All of the material below is to be repeated exactly.

* start *

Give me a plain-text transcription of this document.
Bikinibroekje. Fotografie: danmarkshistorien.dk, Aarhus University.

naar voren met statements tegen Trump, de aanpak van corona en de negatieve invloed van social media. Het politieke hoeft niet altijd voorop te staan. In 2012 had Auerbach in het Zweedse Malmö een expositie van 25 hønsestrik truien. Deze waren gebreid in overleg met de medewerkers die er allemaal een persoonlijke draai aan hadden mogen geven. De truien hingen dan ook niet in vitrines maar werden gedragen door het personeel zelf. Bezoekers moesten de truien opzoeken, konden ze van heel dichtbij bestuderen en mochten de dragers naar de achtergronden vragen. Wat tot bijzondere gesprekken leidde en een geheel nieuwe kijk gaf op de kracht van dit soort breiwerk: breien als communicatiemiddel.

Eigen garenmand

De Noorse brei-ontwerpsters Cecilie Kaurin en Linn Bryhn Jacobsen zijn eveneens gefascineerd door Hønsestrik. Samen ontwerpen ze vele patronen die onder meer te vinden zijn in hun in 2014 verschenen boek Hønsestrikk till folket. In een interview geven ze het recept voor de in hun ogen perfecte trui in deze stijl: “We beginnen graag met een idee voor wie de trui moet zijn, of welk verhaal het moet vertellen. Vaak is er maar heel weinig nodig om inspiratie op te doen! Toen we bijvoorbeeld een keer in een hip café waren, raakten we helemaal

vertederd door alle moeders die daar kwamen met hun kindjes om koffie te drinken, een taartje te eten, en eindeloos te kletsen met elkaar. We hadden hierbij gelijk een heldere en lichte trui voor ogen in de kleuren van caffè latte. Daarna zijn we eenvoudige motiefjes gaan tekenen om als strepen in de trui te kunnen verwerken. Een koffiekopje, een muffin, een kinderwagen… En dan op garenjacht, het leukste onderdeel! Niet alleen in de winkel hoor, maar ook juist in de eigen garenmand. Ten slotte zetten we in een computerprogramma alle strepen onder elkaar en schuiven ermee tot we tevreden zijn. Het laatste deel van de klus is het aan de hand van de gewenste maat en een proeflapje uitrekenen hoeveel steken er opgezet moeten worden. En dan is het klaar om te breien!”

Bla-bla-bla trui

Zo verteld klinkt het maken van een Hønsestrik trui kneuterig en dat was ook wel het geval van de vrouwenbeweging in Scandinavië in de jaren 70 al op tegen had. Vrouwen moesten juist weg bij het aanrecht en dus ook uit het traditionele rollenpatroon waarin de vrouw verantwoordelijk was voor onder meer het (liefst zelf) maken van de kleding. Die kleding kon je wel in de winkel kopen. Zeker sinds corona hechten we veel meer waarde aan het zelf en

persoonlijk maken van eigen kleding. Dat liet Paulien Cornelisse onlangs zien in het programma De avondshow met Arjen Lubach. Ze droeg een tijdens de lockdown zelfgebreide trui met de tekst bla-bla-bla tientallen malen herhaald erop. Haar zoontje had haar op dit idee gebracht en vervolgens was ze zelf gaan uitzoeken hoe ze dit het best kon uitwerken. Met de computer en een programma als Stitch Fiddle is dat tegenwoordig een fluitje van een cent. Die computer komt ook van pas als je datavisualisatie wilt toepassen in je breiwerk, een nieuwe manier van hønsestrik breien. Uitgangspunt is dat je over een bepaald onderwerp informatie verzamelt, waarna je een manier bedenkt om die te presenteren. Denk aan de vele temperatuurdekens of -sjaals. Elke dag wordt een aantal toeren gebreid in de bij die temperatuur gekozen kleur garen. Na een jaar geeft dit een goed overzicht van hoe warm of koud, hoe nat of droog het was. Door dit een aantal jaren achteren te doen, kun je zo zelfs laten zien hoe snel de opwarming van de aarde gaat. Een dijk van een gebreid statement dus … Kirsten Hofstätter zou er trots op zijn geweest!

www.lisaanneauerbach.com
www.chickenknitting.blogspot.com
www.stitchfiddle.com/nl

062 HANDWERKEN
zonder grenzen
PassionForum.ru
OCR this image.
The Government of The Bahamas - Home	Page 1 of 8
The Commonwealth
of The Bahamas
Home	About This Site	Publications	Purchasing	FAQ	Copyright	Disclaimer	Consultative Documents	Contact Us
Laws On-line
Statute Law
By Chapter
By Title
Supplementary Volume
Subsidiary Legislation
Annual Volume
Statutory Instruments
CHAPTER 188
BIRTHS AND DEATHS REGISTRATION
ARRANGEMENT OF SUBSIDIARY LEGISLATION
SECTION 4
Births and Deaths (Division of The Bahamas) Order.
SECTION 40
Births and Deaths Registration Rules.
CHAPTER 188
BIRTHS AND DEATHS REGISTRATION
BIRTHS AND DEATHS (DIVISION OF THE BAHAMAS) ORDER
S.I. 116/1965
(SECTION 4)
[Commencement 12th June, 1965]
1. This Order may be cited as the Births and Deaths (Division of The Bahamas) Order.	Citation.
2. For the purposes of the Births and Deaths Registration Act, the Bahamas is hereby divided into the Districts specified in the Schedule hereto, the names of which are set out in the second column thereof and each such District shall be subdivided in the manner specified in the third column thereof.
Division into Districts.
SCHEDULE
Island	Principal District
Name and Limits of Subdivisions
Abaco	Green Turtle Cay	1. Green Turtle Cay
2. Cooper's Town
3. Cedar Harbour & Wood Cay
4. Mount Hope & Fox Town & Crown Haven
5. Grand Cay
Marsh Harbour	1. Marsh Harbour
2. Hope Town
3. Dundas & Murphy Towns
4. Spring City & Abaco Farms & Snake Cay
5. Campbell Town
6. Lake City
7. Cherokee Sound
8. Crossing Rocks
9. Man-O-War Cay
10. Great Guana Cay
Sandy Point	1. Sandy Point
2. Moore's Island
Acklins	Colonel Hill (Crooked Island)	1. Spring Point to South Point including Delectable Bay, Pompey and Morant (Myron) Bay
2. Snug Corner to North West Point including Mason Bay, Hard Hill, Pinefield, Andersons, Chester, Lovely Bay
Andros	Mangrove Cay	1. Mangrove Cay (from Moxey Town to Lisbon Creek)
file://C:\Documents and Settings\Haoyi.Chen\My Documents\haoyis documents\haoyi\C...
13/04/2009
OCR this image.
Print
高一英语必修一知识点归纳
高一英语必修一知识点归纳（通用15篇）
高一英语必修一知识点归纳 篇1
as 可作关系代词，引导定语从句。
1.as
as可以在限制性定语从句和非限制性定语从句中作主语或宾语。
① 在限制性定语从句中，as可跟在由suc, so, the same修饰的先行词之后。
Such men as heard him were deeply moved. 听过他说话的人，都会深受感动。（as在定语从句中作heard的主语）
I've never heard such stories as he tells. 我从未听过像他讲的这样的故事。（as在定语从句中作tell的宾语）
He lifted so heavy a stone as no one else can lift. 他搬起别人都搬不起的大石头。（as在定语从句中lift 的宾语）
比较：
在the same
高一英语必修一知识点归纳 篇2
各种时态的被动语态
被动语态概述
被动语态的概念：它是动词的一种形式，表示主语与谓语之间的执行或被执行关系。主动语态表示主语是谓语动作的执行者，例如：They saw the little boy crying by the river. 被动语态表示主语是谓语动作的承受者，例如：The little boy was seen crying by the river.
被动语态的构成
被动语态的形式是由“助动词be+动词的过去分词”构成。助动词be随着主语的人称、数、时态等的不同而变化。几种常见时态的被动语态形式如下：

* end *

Response to the exercise
Give me a plain-text transcription of this document.
Bikinibroekje. Fotografie: danmarkshistorien.dk, Aarhus University.

naar voren met statements tegen Trump, de aanpak van corona en de negatieve invloed van social media. Het politieke hoeft niet altijd voorop te staan. In 2012 had Auerbach in het Zweedse Malmö een expositie van 25 hønsestrik truien. Deze waren gebreid in overleg met de medewerkers die er allemaal een persoonlijke draai aan hadden mogen geven. De truien hingen dan ook niet in vitrines maar werden gedragen door het personeel zelf. Bezoekers moesten de truien opzoeken, konden ze van heel dichtbij bestuderen en mochten de dragers naar de achtergronden vragen. Wat tot bijzondere gesprekken leidde en een geheel nieuwe kijk gaf op de kracht van dit soort breiwerk: breien als communicatiemiddel.

Eigen garenmand

De Noorse brei-ontwerpsters Cecilie Kaurin en Linn Bryhn Jacobsen zijn eveneens gefascineerd door Hønsestrik. Samen ontwerpen ze vele patronen die onder meer te vinden zijn in hun in 2014 verschenen boek Hønsestrikk till folket. In een interview geven ze het recept voor de in hun ogen perfecte trui in deze stijl: “We beginnen graag met een idee voor wie de trui moet zijn, of welk verhaal het moet vertellen. Vaak is er maar heel weinig nodig om inspiratie op te doen! Toen we bijvoorbeeld een keer in een hip café waren, raakten we helemaal

vertederd door alle moeders die daar kwamen met hun kindjes om koffie te drinken, een taartje te eten, en eindeloos te kletsen met elkaar. We hadden hierbij gelijk een heldere en lichte trui voor ogen in de kleuren van caffè latte. Daarna zijn we eenvoudige motiefjes gaan tekenen om als strepen in de trui te kunnen verwerken. Een koffiekopje, een muffin, een kinderwagen… En dan op garenjacht, het leukste onderdeel! Niet alleen in de winkel hoor, maar ook juist in de eigen garenmand. Ten slotte zetten we in een computerprogramma alle strepen onder elkaar en schuiven ermee tot we tevreden zijn. Het laatste deel van de klus is het aan de hand van de gewenste maat en een proeflapje uitrekenen hoeveel steken er opgezet moeten worden. En dan is het klaar om te breien!”

Bla-bla-bla trui

Zo verteld klinkt het maken van een Hønsestrik trui kneuterig en dat was ook wel het geval van de vrouwenbeweging in Scandinavië in de jaren 70 al op tegen had. Vrouwen moesten juist weg bij het aanrecht en dus ook uit het traditionele rollenpatroon waarin de vrouw verantwoordelijk was voor onder meer het (liefst zelf) maken van de kleding. Die kleding kon je wel in de winkel kopen. Zeker sinds corona hechten we veel meer waarde aan het zelf en

persoonlijk maken van eigen kleding. Dat liet Paulien Cornelisse onlangs zien in het programma De avondshow met Arjen Lubach. Ze droeg een tijdens de lockdown zelfgebreide trui met de tekst bla-bla-bla tientallen malen herhaald erop. Haar zoontje had haar op dit idee gebracht en vervolgens was ze zelf gaan uitzoeken hoe ze dit het best kon uitwerken. Met de computer en een programma als Stitch Fiddle is dat tegenwoordig een fluitje van een cent. Die computer komt ook van pas als je datavisualisatie wilt toepassen in je breiwerk, een nieuwe manier van hønsestrik breien. Uitgangspunt is dat je over een bepaald onderwerp informatie verzamelt, waarna je een manier bedenkt om die te presenteren. Denk aan de vele temperatuurdekens of -sjaals. Elke dag wordt een aantal toeren gebreid in de bij die temperatuur gekozen kleur garen. Na een jaar geeft dit een goed overzicht van hoe warm of koud, hoe nat of droog het was. Door dit een aantal jaren achteren te doen, kun je zo zelfs laten zien hoe snel de opwarming van de aarde gaat. Een dijk van een gebreid statement dus … Kirsten Hofstätter zou er trots op zijn geweest!

www.lisaanneauerbach.com
www.chickenknitting.blogspot.com
www.stitchfiddle.com/nl

062 HANDWERKEN
zonder grenzen
PassionForum.ru
OCR this image.
The Government of The Bahamas - Home	Page 1 of 8
The Commonwealth
of The Bahamas
Home	About This Site	Publications	Purchasing	FAQ	Copyright	Disclaimer	Consultative Documents	Contact Us
Laws On-line
Statute Law
By Chapter
By Title
Supplementary Volume
Subsidiary Legislation
Annual Volume
Statutory Instruments
CHAPTER 188
BIRTHS AND DEATHS REGISTRATION
ARRANGEMENT OF SUBSIDIARY LEGISLATION
SECTION 4
Births and Deaths (Division of The Bahamas) Order.
SECTION 40
Births and Deaths Registration Rules.
CHAPTER 188
BIRTHS AND DEATHS REGISTRATION
BIRTHS AND DEATHS (DIVISION OF THE BAHAMAS) ORDER
S.I. 116/1965
(SECTION 4)
[Commencement 12th June, 1965]
1. This Order may be cited as the Births and Deaths (Division of The Bahamas) Order.	Citation.
2. For the purposes of the Births and Deaths Registration Act, the Bahamas is hereby divided into the Districts specified in the Schedule hereto, the names of which are set out in the second column thereof and each such District shall be subdivided in the manner specified in the third column thereof.
Division into Districts.
SCHEDULE
Island	Principal District
Name and Limits of Subdivisions
Abaco	Green Turtle Cay	1. Green Turtle Cay
2. Cooper's Town
3. Cedar Harbour & Wood Cay
4. Mount Hope & Fox Town & Crown Haven
5. Grand Cay
Marsh Harbour	1. Marsh Harbour
2. Hope Town
3. Dundas & Murphy Towns
4. Spring City & Abaco Farms & Snake Cay
5. Campbell Town
6. Lake City
7. Cherokee Sound
8. Crossing Rocks
9. Man-O-War Cay
10. Great Guana Cay
Sandy Point	1. Sandy Point
2. Moore's Island
Acklins	Colonel Hill (Crooked Island)	1. Spring Point to South Point including Delectable Bay, Pompey and Morant (Myron) Bay
2. Snug Corner to North West Point including Mason Bay, Hard Hill, Pinefield, Andersons, Chester, Lovely Bay
Andros	Mangrove Cay	1. Mangrove Cay (from Moxey Town to Lisbon Creek)
file://C:\Documents and Settings\Haoyi.Chen\My Documents\haoyis documents\haoyi\C...
13/04/2009
OCR this image.
Print
高一英语必修一知识点归纳
高一英语必修一知识点归纳（通用15篇）
高一英语必修一知识点归纳 篇1
as 可作关系代词，引导定语从句。
1.as
as可以在限制性定语从句和非限制性定语从句中作主语或宾语。
① 在限制性定语从句中，as可跟在由suc, so, the same修饰的先行词之后。
Such men as heard him were deeply moved. 听过他说话的人，都会深受感动。（as在定语从句中作heard的主语）
I've never heard such stories as he tells. 我从未听过像他讲的这样的故事。（as在定语从句中作tell的宾语）
He lifted so heavy a stone as no one else can lift. 他搬起别人都搬不起的大石头。（as在定语从句中lift 的宾语）
比较：
在the same
高一英语必修一知识点归纳 篇2
各种时态的被动语态
被动语态概述
被动语态的概念：它是动词的一种形式，表示主语与谓语之间的执行或被执行关系。主动语态表示主语是谓语动作的执行者，例如：They saw the little boy crying by the river. 被动语态表示主语是谓语动作的承受者，例如：The little boy was seen crying by the river.
被动语态的构成
被动语态的形式是由“助动词be+动词的过去分词”构成。助动词be随着主语的人称、数、时态等的不同而变化。几种常见时态的被动语态形式如下：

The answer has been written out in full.